■ Instructions to follow: Reproduce each of the rows below verbatim, line by line, omitting the pictures from your copy.

[START]

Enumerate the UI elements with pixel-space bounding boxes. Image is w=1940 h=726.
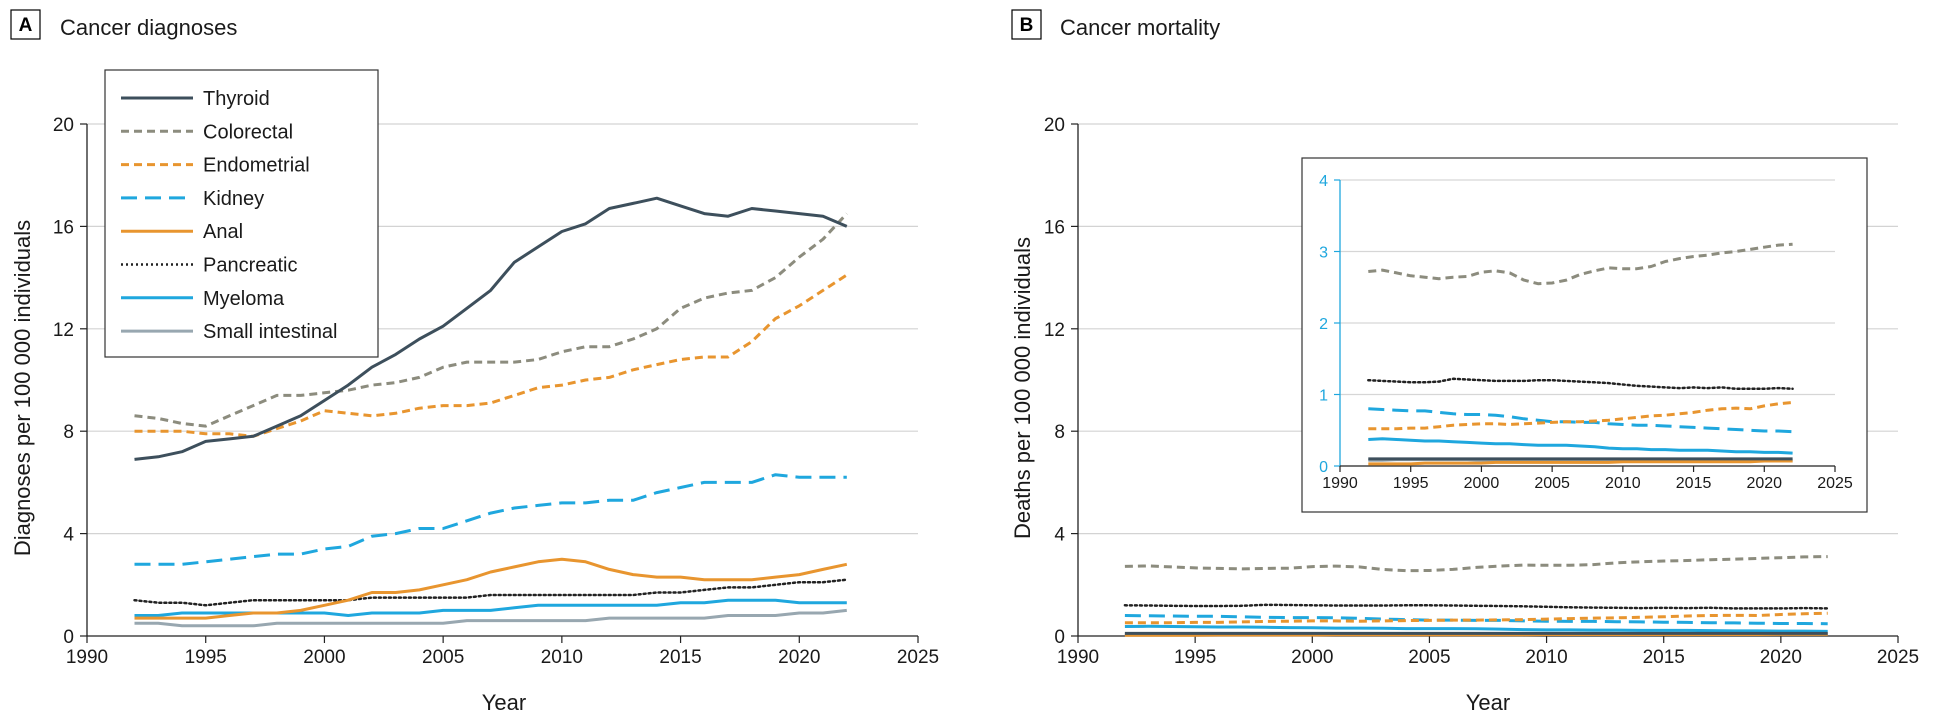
panel-b-y-axis-title: Deaths per 100 000 individuals <box>1010 237 1035 539</box>
panel-a-x-tick-label: 1990 <box>66 647 108 668</box>
legend-label-thyroid: Thyroid <box>203 88 270 110</box>
panel-b-x-axis-title: Year <box>1466 690 1510 715</box>
panel-a-y-tick-label: 8 <box>63 422 74 443</box>
panel-a-x-tick-label: 2020 <box>778 647 820 668</box>
panel-b-x-tick-label: 2015 <box>1643 647 1685 668</box>
panel-a-series-anal <box>134 557 848 620</box>
legend-label-anal: Anal <box>203 221 243 243</box>
inset-y-tick-label: 1 <box>1319 388 1328 405</box>
panel-a-y-tick-label: 0 <box>63 627 74 648</box>
panel-b-y-tick-label: 12 <box>1044 320 1065 341</box>
panel-b-series-pancreatic <box>1123 603 1829 610</box>
panel-a-letter: A <box>19 15 33 36</box>
panel-a-y-tick-label: 12 <box>53 320 74 341</box>
panel-a-series-kidney <box>134 473 847 566</box>
panel-b-x-tick-label: 1995 <box>1174 647 1216 668</box>
inset-series <box>1367 242 1794 466</box>
panel-a-y-tick-label: 20 <box>53 115 74 136</box>
panel-a-series-pancreatic <box>133 578 849 607</box>
panel-b-y-tick-label: 0 <box>1054 627 1065 648</box>
legend-label-pancreatic: Pancreatic <box>203 255 298 277</box>
panel-b-inset: 0 1 2 3 4 1990 1995 2000 2005 2010 2015 2020 2025 <box>1301 157 1868 513</box>
panel-b-series-colorectal <box>1124 555 1828 573</box>
panel-a-x-axis-title: Year <box>482 690 526 715</box>
panel-a-series-thyroid <box>134 196 848 461</box>
legend-label-colorectal: Colorectal <box>203 121 293 143</box>
inset-x-tick-label: 2020 <box>1746 475 1782 492</box>
panel-b-series-myeloma <box>1124 624 1828 633</box>
panel-a-x-tick-label: 2025 <box>897 647 939 668</box>
inset-series-colorectal <box>1368 242 1793 286</box>
legend-box <box>104 69 379 358</box>
panel-b-x-tick-label: 2010 <box>1525 647 1567 668</box>
inset-series-anal <box>1368 459 1793 466</box>
panel-a-x-tick-label: 2005 <box>422 647 464 668</box>
inset-x-tick-label: 2010 <box>1605 475 1641 492</box>
inset-x-tick-label: 2015 <box>1676 475 1712 492</box>
panel-b-letter-box <box>1011 9 1042 40</box>
panel-b-y-tick-label: 4 <box>1054 525 1065 546</box>
inset-x-tick-label: 2000 <box>1464 475 1500 492</box>
panel-a-y-axis-title: Diagnoses per 100 000 individuals <box>10 220 35 556</box>
panel-b-y-tick-label: 20 <box>1044 115 1065 136</box>
panel-b-x-tick-label: 2000 <box>1291 647 1333 668</box>
panel-a-title: Cancer diagnoses <box>60 15 237 40</box>
panel-a-y-tick-label: 4 <box>63 525 74 546</box>
panel-b-header: B Cancer mortality <box>1011 9 1220 40</box>
inset-axes: 0 1 2 3 4 1990 1995 2000 2005 2010 2015 2020 2025 <box>1319 173 1853 492</box>
inset-x-tick-label: 2025 <box>1817 475 1853 492</box>
panel-a-axes: 0 4 8 12 16 20 1990 1995 2000 2005 2010 2015 2020 202… <box>53 115 939 668</box>
legend-label-small-intestinal: Small intestinal <box>203 321 338 343</box>
inset-y-tick-label: 2 <box>1319 316 1328 333</box>
panel-b-letter: B <box>1020 15 1034 36</box>
panel-a-legend: Thyroid Colorectal Endometrial Kidney Anal Pa… <box>104 69 379 358</box>
inset-gridlines <box>1340 179 1835 396</box>
panel-b-series <box>1123 555 1829 637</box>
inset-x-tick-label: 1995 <box>1393 475 1429 492</box>
panel-b-series-endometrial <box>1124 611 1828 625</box>
panel-a-x-tick-label: 2015 <box>659 647 701 668</box>
panel-b-x-tick-label: 1990 <box>1057 647 1099 668</box>
panel-b-title: Cancer mortality <box>1060 15 1220 40</box>
panel-b-y-tick-label: 8 <box>1054 422 1065 443</box>
legend-label-kidney: Kidney <box>203 188 264 210</box>
panel-b-x-tick-label: 2020 <box>1760 647 1802 668</box>
panel-a-series-small-intestinal <box>134 608 847 628</box>
legend-label-endometrial: Endometrial <box>203 155 310 177</box>
panel-a-header: A Cancer diagnoses <box>10 9 237 40</box>
panel-a-y-tick-label: 16 <box>53 217 74 238</box>
legend-label-myeloma: Myeloma <box>203 288 285 310</box>
panel-b-y-tick-label: 16 <box>1044 217 1065 238</box>
inset-x-tick-label: 1990 <box>1322 475 1358 492</box>
inset-series-pancreatic <box>1367 377 1794 391</box>
panel-a-x-tick-label: 1995 <box>185 647 227 668</box>
panel-a-letter-box <box>10 9 41 40</box>
panel-a-series-colorectal <box>134 212 848 428</box>
panel-a-chart: 0 4 8 12 16 20 1990 1995 2000 2005 2010 2015 2020 202… <box>10 69 939 715</box>
inset-y-tick-label: 0 <box>1319 459 1328 476</box>
inset-y-tick-label: 3 <box>1319 245 1328 262</box>
inset-series-endometrial <box>1368 400 1793 431</box>
panel-a-x-tick-label: 2010 <box>541 647 583 668</box>
inset-series-myeloma <box>1368 437 1793 455</box>
panel-b-x-tick-label: 2005 <box>1408 647 1450 668</box>
panel-a-series <box>133 196 849 628</box>
inset-y-tick-label: 4 <box>1319 173 1328 190</box>
panel-b-x-tick-label: 2025 <box>1877 647 1919 668</box>
inset-x-tick-label: 2005 <box>1534 475 1570 492</box>
panel-a-x-tick-label: 2000 <box>303 647 345 668</box>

[END]

■ Written answer:
Enumerate the UI elements with pixel-space bounding boxes. Image is w=1940 h=726.
panel-b-y-axis-title: Deaths per 100 000 individuals <box>1010 237 1035 539</box>
panel-a-x-tick-label: 1990 <box>66 647 108 668</box>
legend-label-thyroid: Thyroid <box>203 88 270 110</box>
panel-b-x-axis-title: Year <box>1466 690 1510 715</box>
panel-a-y-tick-label: 8 <box>63 422 74 443</box>
panel-a-x-tick-label: 2020 <box>778 647 820 668</box>
panel-b-x-tick-label: 2015 <box>1643 647 1685 668</box>
panel-a-series-anal <box>134 557 848 620</box>
legend-label-anal: Anal <box>203 221 243 243</box>
inset-y-tick-label: 1 <box>1319 388 1328 405</box>
panel-a-y-tick-label: 0 <box>63 627 74 648</box>
panel-b-y-tick-label: 12 <box>1044 320 1065 341</box>
panel-b-series-pancreatic <box>1123 603 1829 610</box>
panel-a-letter: A <box>19 15 33 36</box>
panel-a-y-tick-label: 12 <box>53 320 74 341</box>
panel-a-series-kidney <box>134 473 847 566</box>
panel-b-x-tick-label: 1995 <box>1174 647 1216 668</box>
inset-series <box>1367 242 1794 466</box>
panel-a-y-tick-label: 20 <box>53 115 74 136</box>
panel-a-series-pancreatic <box>133 578 849 607</box>
panel-b-y-tick-label: 0 <box>1054 627 1065 648</box>
legend-label-pancreatic: Pancreatic <box>203 255 298 277</box>
panel-b-inset: 0 1 2 3 4 1990 1995 2000 2005 2010 2015 2020 2025 <box>1301 157 1868 513</box>
panel-b-series-colorectal <box>1124 555 1828 573</box>
panel-a-x-axis-title: Year <box>482 690 526 715</box>
panel-a-series-thyroid <box>134 196 848 461</box>
legend-label-colorectal: Colorectal <box>203 121 293 143</box>
inset-x-tick-label: 2020 <box>1746 475 1782 492</box>
panel-b-series-myeloma <box>1124 624 1828 633</box>
panel-a-x-tick-label: 2025 <box>897 647 939 668</box>
inset-series-colorectal <box>1368 242 1793 286</box>
legend-box <box>104 69 379 358</box>
panel-b-x-tick-label: 2010 <box>1525 647 1567 668</box>
inset-series-anal <box>1368 459 1793 466</box>
panel-a-x-tick-label: 2005 <box>422 647 464 668</box>
inset-x-tick-label: 2010 <box>1605 475 1641 492</box>
inset-x-tick-label: 2015 <box>1676 475 1712 492</box>
panel-b-letter-box <box>1011 9 1042 40</box>
panel-b-y-tick-label: 4 <box>1054 525 1065 546</box>
inset-x-tick-label: 2000 <box>1464 475 1500 492</box>
panel-a-y-axis-title: Diagnoses per 100 000 individuals <box>10 220 35 556</box>
panel-b-y-tick-label: 20 <box>1044 115 1065 136</box>
panel-b-x-tick-label: 2000 <box>1291 647 1333 668</box>
panel-a-title: Cancer diagnoses <box>60 15 237 40</box>
panel-a-y-tick-label: 4 <box>63 525 74 546</box>
panel-b-header: B Cancer mortality <box>1011 9 1220 40</box>
inset-axes: 0 1 2 3 4 1990 1995 2000 2005 2010 2015 2020 2025 <box>1319 173 1853 492</box>
inset-x-tick-label: 2025 <box>1817 475 1853 492</box>
panel-a-axes: 0 4 8 12 16 20 1990 1995 2000 2005 2010 2015 2020 202… <box>53 115 939 668</box>
legend-label-small-intestinal: Small intestinal <box>203 321 338 343</box>
inset-y-tick-label: 2 <box>1319 316 1328 333</box>
panel-b-letter: B <box>1020 15 1034 36</box>
panel-a-legend: Thyroid Colorectal Endometrial Kidney Anal Pa… <box>104 69 379 358</box>
inset-gridlines <box>1340 179 1835 396</box>
panel-b-series <box>1123 555 1829 637</box>
inset-x-tick-label: 1995 <box>1393 475 1429 492</box>
panel-b-series-endometrial <box>1124 611 1828 625</box>
panel-a-x-tick-label: 2015 <box>659 647 701 668</box>
panel-b-x-tick-label: 1990 <box>1057 647 1099 668</box>
panel-b-title: Cancer mortality <box>1060 15 1220 40</box>
panel-b-y-tick-label: 8 <box>1054 422 1065 443</box>
legend-label-kidney: Kidney <box>203 188 264 210</box>
panel-b-x-tick-label: 2020 <box>1760 647 1802 668</box>
panel-a-series-small-intestinal <box>134 608 847 628</box>
legend-label-endometrial: Endometrial <box>203 155 310 177</box>
panel-a-header: A Cancer diagnoses <box>10 9 237 40</box>
panel-a-y-tick-label: 16 <box>53 217 74 238</box>
legend-label-myeloma: Myeloma <box>203 288 285 310</box>
panel-b-y-tick-label: 16 <box>1044 217 1065 238</box>
inset-x-tick-label: 1990 <box>1322 475 1358 492</box>
inset-series-pancreatic <box>1367 377 1794 391</box>
panel-a-x-tick-label: 1995 <box>185 647 227 668</box>
panel-a-letter-box <box>10 9 41 40</box>
panel-a-series-colorectal <box>134 212 848 428</box>
panel-a-chart: 0 4 8 12 16 20 1990 1995 2000 2005 2010 2015 2020 202… <box>10 69 939 715</box>
inset-y-tick-label: 0 <box>1319 459 1328 476</box>
inset-y-tick-label: 3 <box>1319 245 1328 262</box>
inset-series-endometrial <box>1368 400 1793 431</box>
panel-a-x-tick-label: 2010 <box>541 647 583 668</box>
inset-series-myeloma <box>1368 437 1793 455</box>
panel-b-x-tick-label: 2005 <box>1408 647 1450 668</box>
panel-a-series <box>133 196 849 628</box>
inset-y-tick-label: 4 <box>1319 173 1328 190</box>
panel-b-x-tick-label: 2025 <box>1877 647 1919 668</box>
inset-x-tick-label: 2005 <box>1534 475 1570 492</box>
panel-a-x-tick-label: 2000 <box>303 647 345 668</box>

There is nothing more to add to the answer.